Collected data entries

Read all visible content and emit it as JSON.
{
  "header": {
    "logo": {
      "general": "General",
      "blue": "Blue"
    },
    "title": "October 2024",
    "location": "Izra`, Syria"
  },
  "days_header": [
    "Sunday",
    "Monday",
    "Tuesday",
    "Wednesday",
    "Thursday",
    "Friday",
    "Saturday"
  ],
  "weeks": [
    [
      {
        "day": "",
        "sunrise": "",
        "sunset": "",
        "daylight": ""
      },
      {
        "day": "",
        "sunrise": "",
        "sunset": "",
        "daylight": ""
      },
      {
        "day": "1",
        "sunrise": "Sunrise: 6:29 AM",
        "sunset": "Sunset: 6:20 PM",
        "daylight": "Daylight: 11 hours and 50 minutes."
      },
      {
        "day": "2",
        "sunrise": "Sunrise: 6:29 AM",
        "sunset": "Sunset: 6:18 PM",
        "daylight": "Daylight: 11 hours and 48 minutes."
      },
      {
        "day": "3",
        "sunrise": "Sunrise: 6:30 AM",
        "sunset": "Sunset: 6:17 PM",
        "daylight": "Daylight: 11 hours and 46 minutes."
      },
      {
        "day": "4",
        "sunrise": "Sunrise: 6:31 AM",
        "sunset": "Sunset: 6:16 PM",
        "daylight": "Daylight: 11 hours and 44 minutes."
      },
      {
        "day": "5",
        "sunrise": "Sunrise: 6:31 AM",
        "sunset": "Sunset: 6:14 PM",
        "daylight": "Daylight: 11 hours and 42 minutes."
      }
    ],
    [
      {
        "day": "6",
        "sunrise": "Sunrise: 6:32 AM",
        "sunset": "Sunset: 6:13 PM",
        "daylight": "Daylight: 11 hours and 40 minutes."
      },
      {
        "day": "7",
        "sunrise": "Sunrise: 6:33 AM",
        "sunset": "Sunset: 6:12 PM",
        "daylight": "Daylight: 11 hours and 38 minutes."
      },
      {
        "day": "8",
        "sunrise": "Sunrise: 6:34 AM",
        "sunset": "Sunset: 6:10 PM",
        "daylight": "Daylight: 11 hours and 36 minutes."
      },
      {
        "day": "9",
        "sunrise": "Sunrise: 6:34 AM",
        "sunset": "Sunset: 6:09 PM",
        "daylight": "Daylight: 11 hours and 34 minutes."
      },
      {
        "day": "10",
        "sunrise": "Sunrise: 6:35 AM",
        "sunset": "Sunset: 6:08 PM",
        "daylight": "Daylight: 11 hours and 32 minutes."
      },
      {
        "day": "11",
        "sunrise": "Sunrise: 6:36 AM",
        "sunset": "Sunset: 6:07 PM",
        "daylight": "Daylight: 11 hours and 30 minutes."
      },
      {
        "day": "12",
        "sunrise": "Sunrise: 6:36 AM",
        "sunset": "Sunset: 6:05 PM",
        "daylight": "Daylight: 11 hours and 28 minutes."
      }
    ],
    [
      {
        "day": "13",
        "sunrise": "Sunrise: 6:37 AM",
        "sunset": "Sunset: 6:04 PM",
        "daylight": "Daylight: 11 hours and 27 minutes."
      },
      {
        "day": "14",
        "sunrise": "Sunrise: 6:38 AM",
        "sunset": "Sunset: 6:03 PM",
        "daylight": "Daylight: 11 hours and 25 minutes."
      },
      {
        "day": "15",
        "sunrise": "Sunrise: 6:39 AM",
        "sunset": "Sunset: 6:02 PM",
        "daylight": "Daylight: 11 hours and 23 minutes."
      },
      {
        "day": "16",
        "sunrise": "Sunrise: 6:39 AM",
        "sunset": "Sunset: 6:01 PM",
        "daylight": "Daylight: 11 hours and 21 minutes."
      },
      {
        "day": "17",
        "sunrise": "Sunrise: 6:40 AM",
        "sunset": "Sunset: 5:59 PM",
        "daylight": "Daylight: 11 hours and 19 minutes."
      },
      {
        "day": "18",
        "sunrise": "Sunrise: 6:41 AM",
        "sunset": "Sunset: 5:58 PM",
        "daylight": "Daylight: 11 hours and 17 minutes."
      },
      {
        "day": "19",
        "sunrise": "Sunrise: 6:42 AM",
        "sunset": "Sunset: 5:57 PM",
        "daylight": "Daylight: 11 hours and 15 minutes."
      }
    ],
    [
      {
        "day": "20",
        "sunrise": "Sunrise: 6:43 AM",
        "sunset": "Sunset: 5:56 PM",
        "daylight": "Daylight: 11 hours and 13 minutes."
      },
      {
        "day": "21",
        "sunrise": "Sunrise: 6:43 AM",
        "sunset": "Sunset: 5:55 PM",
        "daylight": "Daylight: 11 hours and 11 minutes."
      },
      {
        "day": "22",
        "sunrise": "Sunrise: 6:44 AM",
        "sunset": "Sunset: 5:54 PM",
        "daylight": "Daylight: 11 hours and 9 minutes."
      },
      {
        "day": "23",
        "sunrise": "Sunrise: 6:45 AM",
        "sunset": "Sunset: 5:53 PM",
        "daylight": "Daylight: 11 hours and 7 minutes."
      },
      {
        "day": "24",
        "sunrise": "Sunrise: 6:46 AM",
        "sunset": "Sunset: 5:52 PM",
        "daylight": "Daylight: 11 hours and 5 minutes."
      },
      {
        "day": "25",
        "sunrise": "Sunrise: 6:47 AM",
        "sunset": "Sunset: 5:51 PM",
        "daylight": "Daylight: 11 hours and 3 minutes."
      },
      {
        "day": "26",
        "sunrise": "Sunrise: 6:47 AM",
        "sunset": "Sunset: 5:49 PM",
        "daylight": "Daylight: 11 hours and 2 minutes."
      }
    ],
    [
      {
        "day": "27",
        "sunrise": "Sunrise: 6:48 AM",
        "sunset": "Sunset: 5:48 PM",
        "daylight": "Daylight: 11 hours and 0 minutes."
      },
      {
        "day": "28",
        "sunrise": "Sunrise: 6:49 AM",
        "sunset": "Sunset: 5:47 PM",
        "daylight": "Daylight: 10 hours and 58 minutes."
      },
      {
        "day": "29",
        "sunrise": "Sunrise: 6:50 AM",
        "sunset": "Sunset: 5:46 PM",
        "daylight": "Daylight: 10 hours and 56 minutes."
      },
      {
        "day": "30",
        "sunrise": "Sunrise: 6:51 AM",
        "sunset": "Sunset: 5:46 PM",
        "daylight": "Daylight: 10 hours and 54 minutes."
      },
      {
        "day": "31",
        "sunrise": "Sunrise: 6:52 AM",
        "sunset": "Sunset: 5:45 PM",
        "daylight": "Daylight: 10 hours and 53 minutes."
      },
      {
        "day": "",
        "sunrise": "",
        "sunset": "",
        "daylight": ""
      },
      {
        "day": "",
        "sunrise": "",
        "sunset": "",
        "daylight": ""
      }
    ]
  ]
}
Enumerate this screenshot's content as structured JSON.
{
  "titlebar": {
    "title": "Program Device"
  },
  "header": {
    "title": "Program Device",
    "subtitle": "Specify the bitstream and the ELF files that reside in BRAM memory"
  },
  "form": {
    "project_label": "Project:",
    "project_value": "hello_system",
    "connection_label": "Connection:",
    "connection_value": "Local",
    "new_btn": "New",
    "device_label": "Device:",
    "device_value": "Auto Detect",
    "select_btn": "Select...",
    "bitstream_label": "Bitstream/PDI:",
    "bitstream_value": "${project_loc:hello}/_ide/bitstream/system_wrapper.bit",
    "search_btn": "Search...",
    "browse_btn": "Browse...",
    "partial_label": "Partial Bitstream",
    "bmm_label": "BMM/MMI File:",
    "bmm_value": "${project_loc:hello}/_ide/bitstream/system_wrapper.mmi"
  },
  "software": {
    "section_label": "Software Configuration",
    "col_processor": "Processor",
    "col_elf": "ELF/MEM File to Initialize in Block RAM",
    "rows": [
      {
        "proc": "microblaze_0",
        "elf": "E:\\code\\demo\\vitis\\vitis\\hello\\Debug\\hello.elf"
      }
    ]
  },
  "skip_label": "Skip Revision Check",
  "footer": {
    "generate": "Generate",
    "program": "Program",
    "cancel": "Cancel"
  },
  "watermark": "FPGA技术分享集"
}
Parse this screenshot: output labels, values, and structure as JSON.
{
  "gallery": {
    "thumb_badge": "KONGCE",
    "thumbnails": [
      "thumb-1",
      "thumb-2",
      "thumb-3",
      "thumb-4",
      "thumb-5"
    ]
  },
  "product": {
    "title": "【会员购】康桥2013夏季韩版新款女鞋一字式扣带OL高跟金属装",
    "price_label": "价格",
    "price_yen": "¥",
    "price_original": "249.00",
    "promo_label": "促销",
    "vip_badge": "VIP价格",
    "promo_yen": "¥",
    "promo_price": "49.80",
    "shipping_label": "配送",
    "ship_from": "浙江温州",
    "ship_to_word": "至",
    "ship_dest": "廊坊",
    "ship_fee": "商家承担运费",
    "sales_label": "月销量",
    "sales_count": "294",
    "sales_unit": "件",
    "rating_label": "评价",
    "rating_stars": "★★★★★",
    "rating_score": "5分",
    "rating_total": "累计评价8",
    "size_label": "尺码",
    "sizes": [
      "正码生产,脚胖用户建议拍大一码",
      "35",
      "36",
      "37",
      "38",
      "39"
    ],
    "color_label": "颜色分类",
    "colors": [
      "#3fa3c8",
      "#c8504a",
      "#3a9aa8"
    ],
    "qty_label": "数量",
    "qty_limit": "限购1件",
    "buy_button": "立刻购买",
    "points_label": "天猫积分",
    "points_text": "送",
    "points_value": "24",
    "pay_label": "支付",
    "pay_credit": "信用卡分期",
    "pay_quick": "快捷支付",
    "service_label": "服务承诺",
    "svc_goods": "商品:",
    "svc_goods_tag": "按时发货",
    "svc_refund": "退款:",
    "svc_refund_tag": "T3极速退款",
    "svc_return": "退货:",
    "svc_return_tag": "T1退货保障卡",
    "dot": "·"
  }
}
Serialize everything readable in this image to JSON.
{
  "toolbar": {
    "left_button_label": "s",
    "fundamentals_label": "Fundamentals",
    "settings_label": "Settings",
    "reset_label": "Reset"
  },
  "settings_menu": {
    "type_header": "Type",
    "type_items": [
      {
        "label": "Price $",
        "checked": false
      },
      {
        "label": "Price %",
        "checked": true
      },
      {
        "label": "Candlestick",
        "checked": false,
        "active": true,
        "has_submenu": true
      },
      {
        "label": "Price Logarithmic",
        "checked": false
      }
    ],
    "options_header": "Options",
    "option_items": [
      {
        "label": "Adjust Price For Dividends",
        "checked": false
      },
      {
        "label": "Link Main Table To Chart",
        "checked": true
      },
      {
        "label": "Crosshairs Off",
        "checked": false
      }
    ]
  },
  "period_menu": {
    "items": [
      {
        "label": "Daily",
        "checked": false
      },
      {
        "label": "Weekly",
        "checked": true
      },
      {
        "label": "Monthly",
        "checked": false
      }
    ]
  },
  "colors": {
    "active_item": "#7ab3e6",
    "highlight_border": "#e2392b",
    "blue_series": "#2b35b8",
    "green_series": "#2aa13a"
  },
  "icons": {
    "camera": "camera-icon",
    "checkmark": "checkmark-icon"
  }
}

## What the task asks:
Which lines include the word "this"? List them all.

## Final answer:
Enumerate this screenshot's content as structured JSON.
Parse this screenshot: output labels, values, and structure as JSON.
Serialize everything readable in this image to JSON.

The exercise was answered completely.